• **Task to carry out**: Collect each line of the records containing the string "image".

• **Recorded data**:

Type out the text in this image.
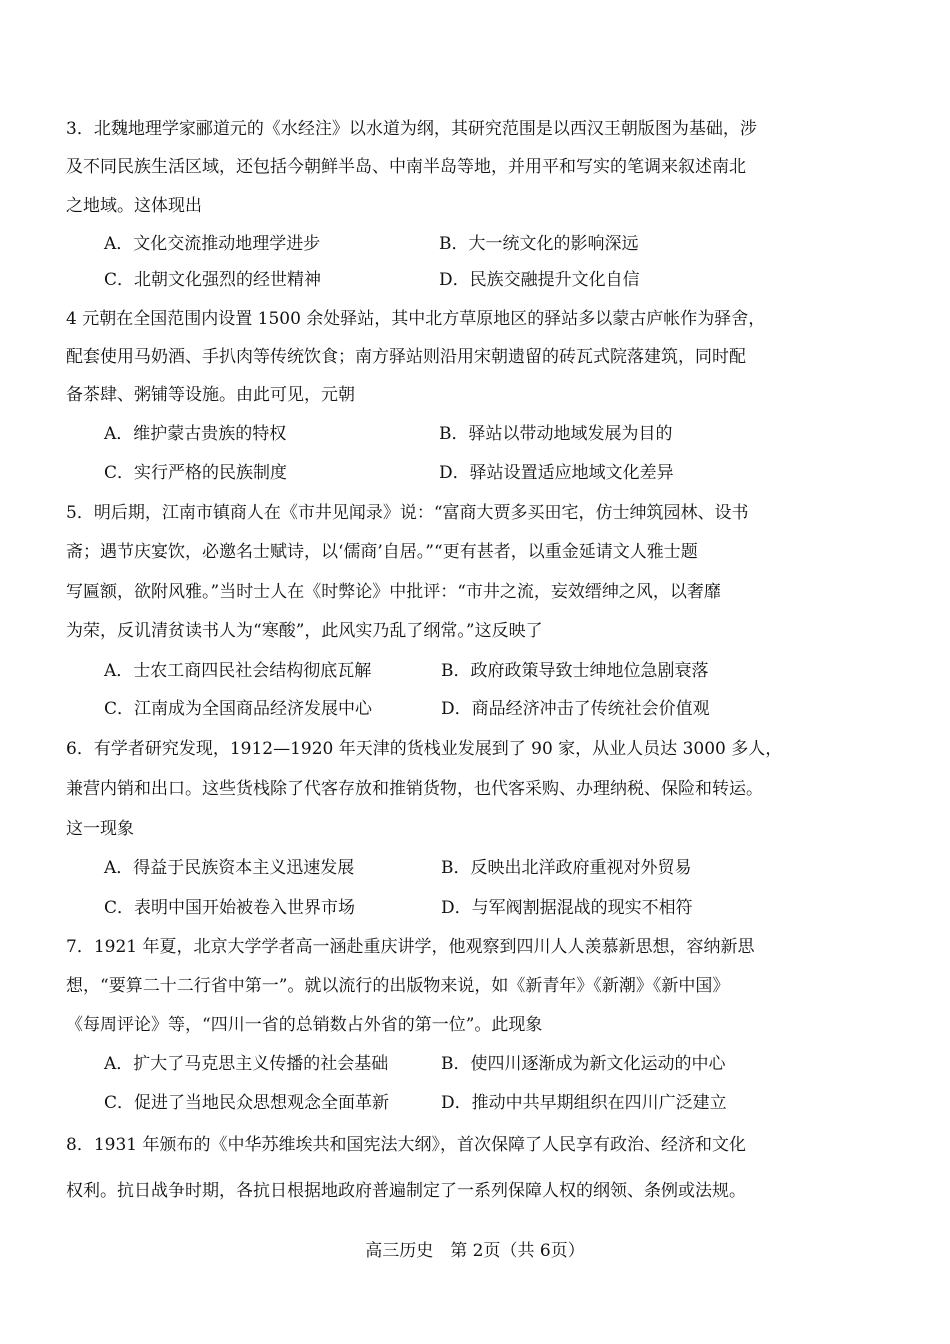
3．北魏地理学家郦道元的《水经注》以水道为纲，其研究范围是以西汉王朝版图为基础，涉
及不同民族生活区域，还包括今朝鲜半岛、中南半岛等地，并用平和写实的笔调来叙述南北
之地域。这体现出
A．文化交流推动地理学进步	B．大一统文化的影响深远
C．北朝文化强烈的经世精神	D．民族交融提升文化自信
4 元朝在全国范围内设置 1500 余处驿站，其中北方草原地区的驿站多以蒙古庐帐作为驿舍，
配套使用马奶酒、手扒肉等传统饮食；南方驿站则沿用宋朝遗留的砖瓦式院落建筑，同时配
备茶肆、粥铺等设施。由此可见，元朝
A．维护蒙古贵族的特权	B．驿站以带动地域发展为目的
C．实行严格的民族制度	D．驿站设置适应地域文化差异
5．明后期，江南市镇商人在《市井见闻录》说：“富商大贾多买田宅，仿士绅筑园林、设书
斋；遇节庆宴饮，必邀名士赋诗，以‘儒商’自居。”“更有甚者，以重金延请文人雅士题
写匾额，欲附风雅。”当时士人在《时弊论》中批评：“市井之流，妄效缙绅之风，以奢靡
为荣，反讥清贫读书人为“寒酸”，此风实乃乱了纲常。”这反映了
A．士农工商四民社会结构彻底瓦解	B．政府政策导致士绅地位急剧衰落
C．江南成为全国商品经济发展中心	D．商品经济冲击了传统社会价值观
6．有学者研究发现，1912—1920 年天津的货栈业发展到了 90 家，从业人员达 3000 多人，
兼营内销和出口。这些货栈除了代客存放和推销货物，也代客采购、办理纳税、保险和转运。
这一现象
A．得益于民族资本主义迅速发展	B．反映出北洋政府重视对外贸易
C．表明中国开始被卷入世界市场	D．与军阀割据混战的现实不相符
7．1921 年夏，北京大学学者高一涵赴重庆讲学，他观察到四川人人羡慕新思想，容纳新思
想，“要算二十二行省中第一”。就以流行的出版物来说，如《新青年》《新潮》《新中国》
《每周评论》等，“四川一省的总销数占外省的第一位”。此现象
A．扩大了马克思主义传播的社会基础	B．使四川逐渐成为新文化运动的中心
C．促进了当地民众思想观念全面革新	D．推动中共早期组织在四川广泛建立
8．1931 年颁布的《中华苏维埃共和国宪法大纲》，首次保障了人民享有政治、经济和文化
权利。抗日战争时期，各抗日根据地政府普遍制定了一系列保障人权的纲领、条例或法规。
高三历史　第 2页（共 6页）
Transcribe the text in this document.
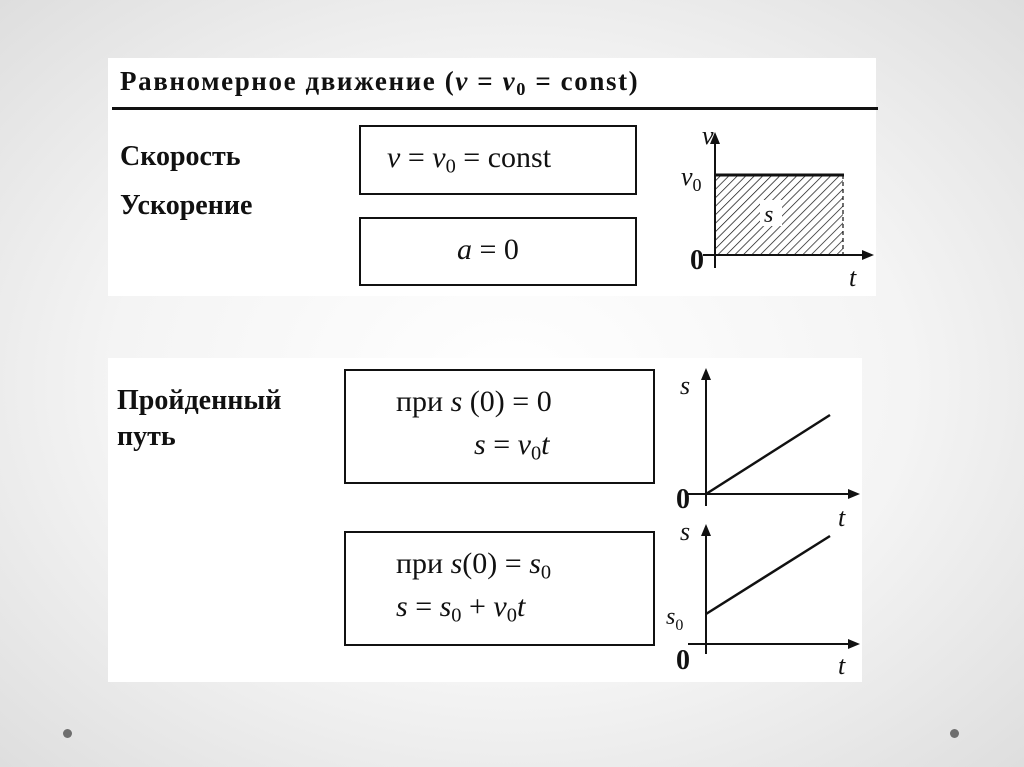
Равномерное движение ($v = v_0$ = const)
Скорость
Ускорение
$v = v_0$ = const
a = 0
s
v
$v_0$
0
t
Пройденный
путь
при s (0) = 0
$s = v_0t$
при $s(0) = s_0$
$s = s_0 + v_0t$
s
0
t
s
$s_0$
0	t
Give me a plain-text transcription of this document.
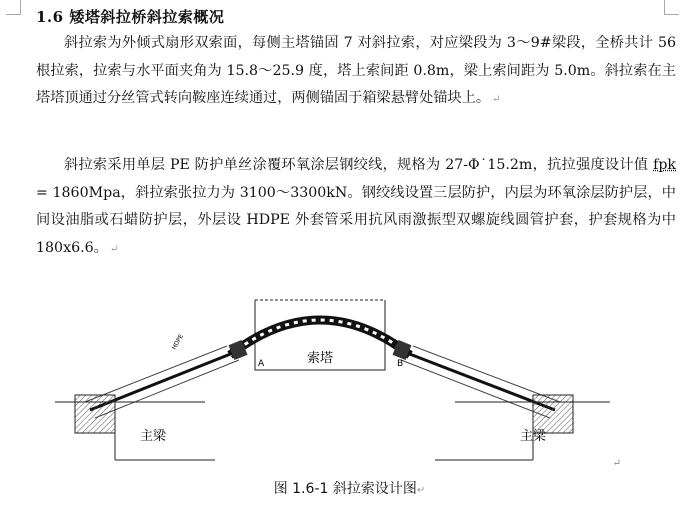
1.6 矮塔斜拉桥斜拉索概况
斜拉索为外倾式扇形双索面，每侧主塔锚固 7 对斜拉索，对应梁段为 3～9#梁段，全桥共计 56 根拉索，拉索与水平面夹角为 15.8～25.9 度，塔上索间距 0.8m，梁上索间距为 5.0m。斜拉索在主塔塔顶通过分丝管式转向鞍座连续通过，两侧锚固于箱梁悬臂处锚块上。 ↵
斜拉索采用单层 PE 防护单丝涂覆环氧涂层钢绞线，规格为 27-Φ˙15.2m，抗拉强度设计值 fpk = 1860Mpa，斜拉索张拉力为 3100～3300kN。钢绞线设置三层防护，内层为环氧涂层防护层，中间设油脂或石蜡防护层，外层设 HDPE 外套管采用抗风雨激振型双螺旋线圆管护套，护套规格为中 180x6.6。 ↵
索塔
A	B
HDPE
主梁	主梁
↵
图 1.6-1 斜拉索设计图↵
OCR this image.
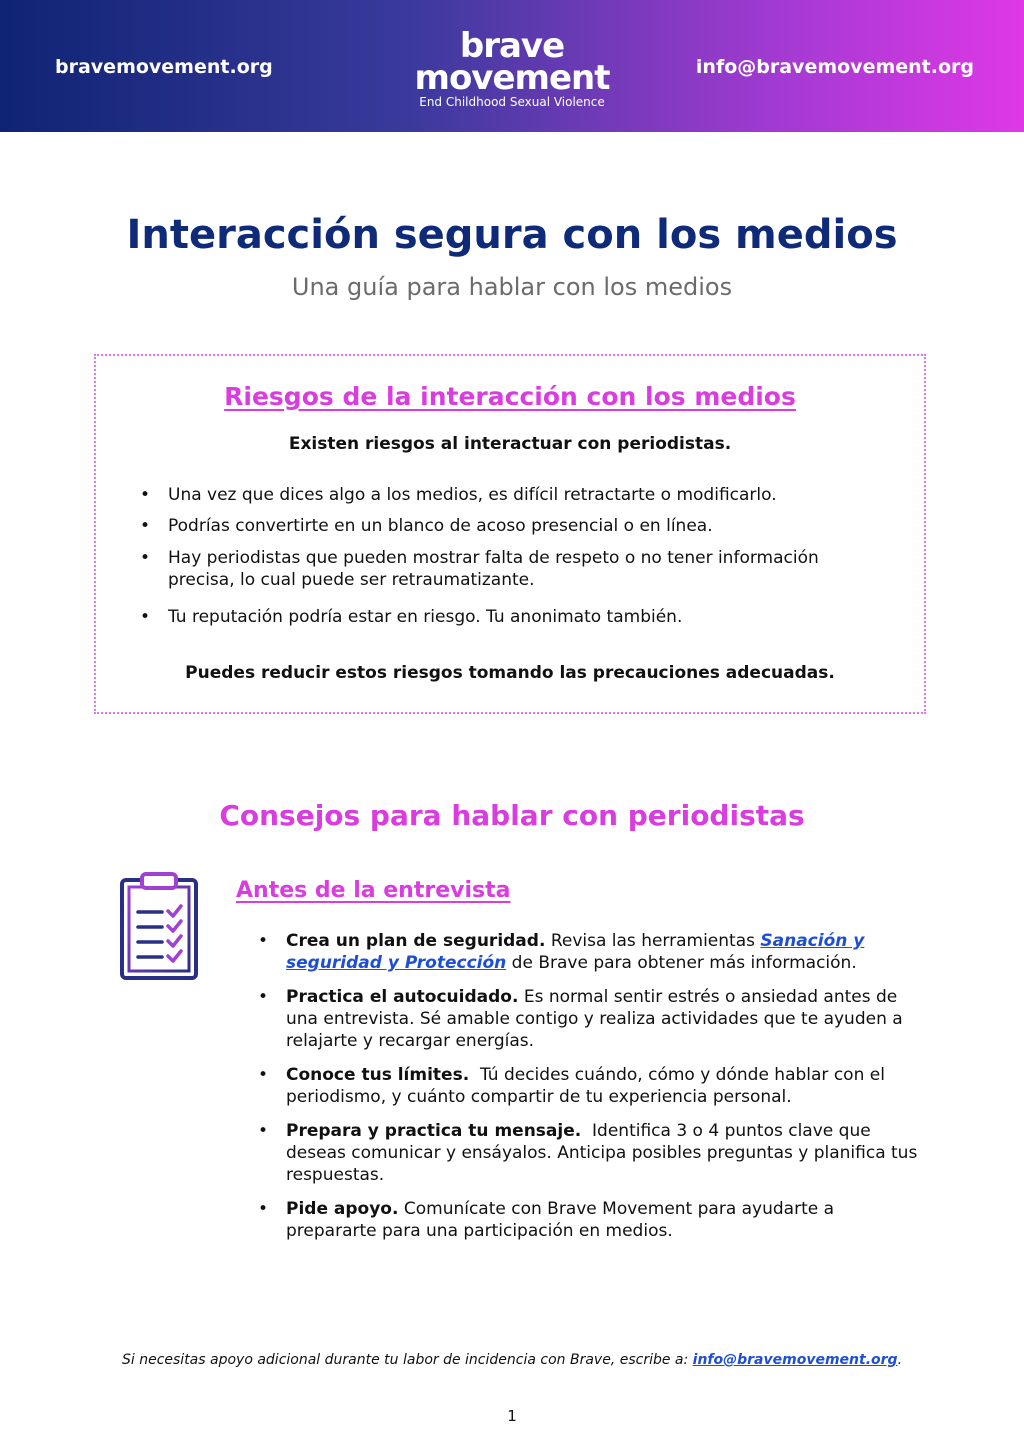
bravemovement.org
brave
movement
End Childhood Sexual Violence
info@bravemovement.org
Interacción segura con los medios

Una guía para hablar con los medios

Riesgos de la interacción con los medios

Existen riesgos al interactuar con periodistas.

• Una vez que dices algo a los medios, es difícil retractarte o modificarlo.
• Podrías convertirte en un blanco de acoso presencial o en línea.
• Hay periodistas que pueden mostrar falta de respeto o no tener información precisa, lo cual puede ser retraumatizante.
• Tu reputación podría estar en riesgo. Tu anonimato también.

Puedes reducir estos riesgos tomando las precauciones adecuadas.

Consejos para hablar con periodistas
Antes de la entrevista
• Crea un plan de seguridad. Revisa las herramientas Sanación y seguridad y Protección de Brave para obtener más información.
• Practica el autocuidado. Es normal sentir estrés o ansiedad antes de una entrevista. Sé amable contigo y realiza actividades que te ayuden a relajarte y recargar energías.
• Conoce tus límites.  Tú decides cuándo, cómo y dónde hablar con el periodismo, y cuánto compartir de tu experiencia personal.
• Prepara y practica tu mensaje.  Identifica 3 o 4 puntos clave que deseas comunicar y ensáyalos. Anticipa posibles preguntas y planifica tus respuestas.
• Pide apoyo. Comunícate con Brave Movement para ayudarte a prepararte para una participación en medios.

Si necesitas apoyo adicional durante tu labor de incidencia con Brave, escribe a: info@bravemovement.org.

1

• **Response to the task**:
Type out the text in this image.
OCR this image.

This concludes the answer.